==== Data for this task

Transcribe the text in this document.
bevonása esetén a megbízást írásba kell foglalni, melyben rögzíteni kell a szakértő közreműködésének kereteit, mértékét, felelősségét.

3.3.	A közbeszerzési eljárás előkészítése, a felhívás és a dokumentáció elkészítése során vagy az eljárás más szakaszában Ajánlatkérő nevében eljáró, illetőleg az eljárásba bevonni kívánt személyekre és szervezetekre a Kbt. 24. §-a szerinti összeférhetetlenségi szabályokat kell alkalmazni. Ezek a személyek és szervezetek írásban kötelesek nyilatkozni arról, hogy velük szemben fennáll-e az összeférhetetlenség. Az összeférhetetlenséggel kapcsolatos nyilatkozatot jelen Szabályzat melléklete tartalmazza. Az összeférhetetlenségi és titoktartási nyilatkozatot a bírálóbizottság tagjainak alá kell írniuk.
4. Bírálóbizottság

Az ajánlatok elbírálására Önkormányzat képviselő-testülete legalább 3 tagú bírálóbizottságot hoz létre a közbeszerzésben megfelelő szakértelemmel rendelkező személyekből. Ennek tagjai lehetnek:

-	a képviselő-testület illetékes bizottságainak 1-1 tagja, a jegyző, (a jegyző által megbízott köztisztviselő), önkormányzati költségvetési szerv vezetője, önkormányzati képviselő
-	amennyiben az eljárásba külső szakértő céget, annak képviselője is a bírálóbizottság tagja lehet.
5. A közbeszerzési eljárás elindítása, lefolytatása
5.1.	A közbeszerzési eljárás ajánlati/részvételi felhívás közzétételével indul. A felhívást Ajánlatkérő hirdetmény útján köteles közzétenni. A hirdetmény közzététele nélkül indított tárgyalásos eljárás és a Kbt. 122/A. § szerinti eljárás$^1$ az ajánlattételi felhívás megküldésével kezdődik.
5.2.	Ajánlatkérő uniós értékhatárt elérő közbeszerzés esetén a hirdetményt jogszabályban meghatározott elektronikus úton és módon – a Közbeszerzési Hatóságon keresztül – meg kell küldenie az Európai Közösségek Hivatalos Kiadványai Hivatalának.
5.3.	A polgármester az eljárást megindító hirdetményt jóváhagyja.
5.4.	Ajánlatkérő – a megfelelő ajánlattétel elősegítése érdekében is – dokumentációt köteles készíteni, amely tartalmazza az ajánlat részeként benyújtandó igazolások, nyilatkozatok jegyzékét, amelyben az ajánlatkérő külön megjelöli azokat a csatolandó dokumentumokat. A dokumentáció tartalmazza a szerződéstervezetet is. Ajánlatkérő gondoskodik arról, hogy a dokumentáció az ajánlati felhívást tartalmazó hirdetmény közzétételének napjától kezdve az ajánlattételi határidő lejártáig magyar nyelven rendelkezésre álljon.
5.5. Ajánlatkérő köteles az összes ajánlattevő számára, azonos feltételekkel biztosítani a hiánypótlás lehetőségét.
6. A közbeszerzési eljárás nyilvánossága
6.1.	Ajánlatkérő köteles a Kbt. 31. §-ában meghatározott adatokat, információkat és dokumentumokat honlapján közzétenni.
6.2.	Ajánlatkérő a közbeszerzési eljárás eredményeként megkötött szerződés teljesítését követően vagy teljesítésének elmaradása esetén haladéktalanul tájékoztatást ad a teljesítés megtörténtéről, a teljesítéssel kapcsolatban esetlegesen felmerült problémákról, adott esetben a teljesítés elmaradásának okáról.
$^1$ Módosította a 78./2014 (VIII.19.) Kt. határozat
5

========

__Task prompt__: All of the data must be returned exactly.

__Result for this exercise__:
Transcribe the text in this document.
bevonása esetén a megbízást írásba kell foglalni, melyben rögzíteni kell a szakértő közreműködésének kereteit, mértékét, felelősségét.

3.3.	A közbeszerzési eljárás előkészítése, a felhívás és a dokumentáció elkészítése során vagy az eljárás más szakaszában Ajánlatkérő nevében eljáró, illetőleg az eljárásba bevonni kívánt személyekre és szervezetekre a Kbt. 24. §-a szerinti összeférhetetlenségi szabályokat kell alkalmazni. Ezek a személyek és szervezetek írásban kötelesek nyilatkozni arról, hogy velük szemben fennáll-e az összeférhetetlenség. Az összeférhetetlenséggel kapcsolatos nyilatkozatot jelen Szabályzat melléklete tartalmazza. Az összeférhetetlenségi és titoktartási nyilatkozatot a bírálóbizottság tagjainak alá kell írniuk.
4. Bírálóbizottság

Az ajánlatok elbírálására Önkormányzat képviselő-testülete legalább 3 tagú bírálóbizottságot hoz létre a közbeszerzésben megfelelő szakértelemmel rendelkező személyekből. Ennek tagjai lehetnek:

-	a képviselő-testület illetékes bizottságainak 1-1 tagja, a jegyző, (a jegyző által megbízott köztisztviselő), önkormányzati költségvetési szerv vezetője, önkormányzati képviselő
-	amennyiben az eljárásba külső szakértő céget, annak képviselője is a bírálóbizottság tagja lehet.
5. A közbeszerzési eljárás elindítása, lefolytatása
5.1.	A közbeszerzési eljárás ajánlati/részvételi felhívás közzétételével indul. A felhívást Ajánlatkérő hirdetmény útján köteles közzétenni. A hirdetmény közzététele nélkül indított tárgyalásos eljárás és a Kbt. 122/A. § szerinti eljárás$^1$ az ajánlattételi felhívás megküldésével kezdődik.
5.2.	Ajánlatkérő uniós értékhatárt elérő közbeszerzés esetén a hirdetményt jogszabályban meghatározott elektronikus úton és módon – a Közbeszerzési Hatóságon keresztül – meg kell küldenie az Európai Közösségek Hivatalos Kiadványai Hivatalának.
5.3.	A polgármester az eljárást megindító hirdetményt jóváhagyja.
5.4.	Ajánlatkérő – a megfelelő ajánlattétel elősegítése érdekében is – dokumentációt köteles készíteni, amely tartalmazza az ajánlat részeként benyújtandó igazolások, nyilatkozatok jegyzékét, amelyben az ajánlatkérő külön megjelöli azokat a csatolandó dokumentumokat. A dokumentáció tartalmazza a szerződéstervezetet is. Ajánlatkérő gondoskodik arról, hogy a dokumentáció az ajánlati felhívást tartalmazó hirdetmény közzétételének napjától kezdve az ajánlattételi határidő lejártáig magyar nyelven rendelkezésre álljon.
5.5. Ajánlatkérő köteles az összes ajánlattevő számára, azonos feltételekkel biztosítani a hiánypótlás lehetőségét.
6. A közbeszerzési eljárás nyilvánossága
6.1.	Ajánlatkérő köteles a Kbt. 31. §-ában meghatározott adatokat, információkat és dokumentumokat honlapján közzétenni.
6.2.	Ajánlatkérő a közbeszerzési eljárás eredményeként megkötött szerződés teljesítését követően vagy teljesítésének elmaradása esetén haladéktalanul tájékoztatást ad a teljesítés megtörténtéről, a teljesítéssel kapcsolatban esetlegesen felmerült problémákról, adott esetben a teljesítés elmaradásának okáról.
$^1$ Módosította a 78./2014 (VIII.19.) Kt. határozat
5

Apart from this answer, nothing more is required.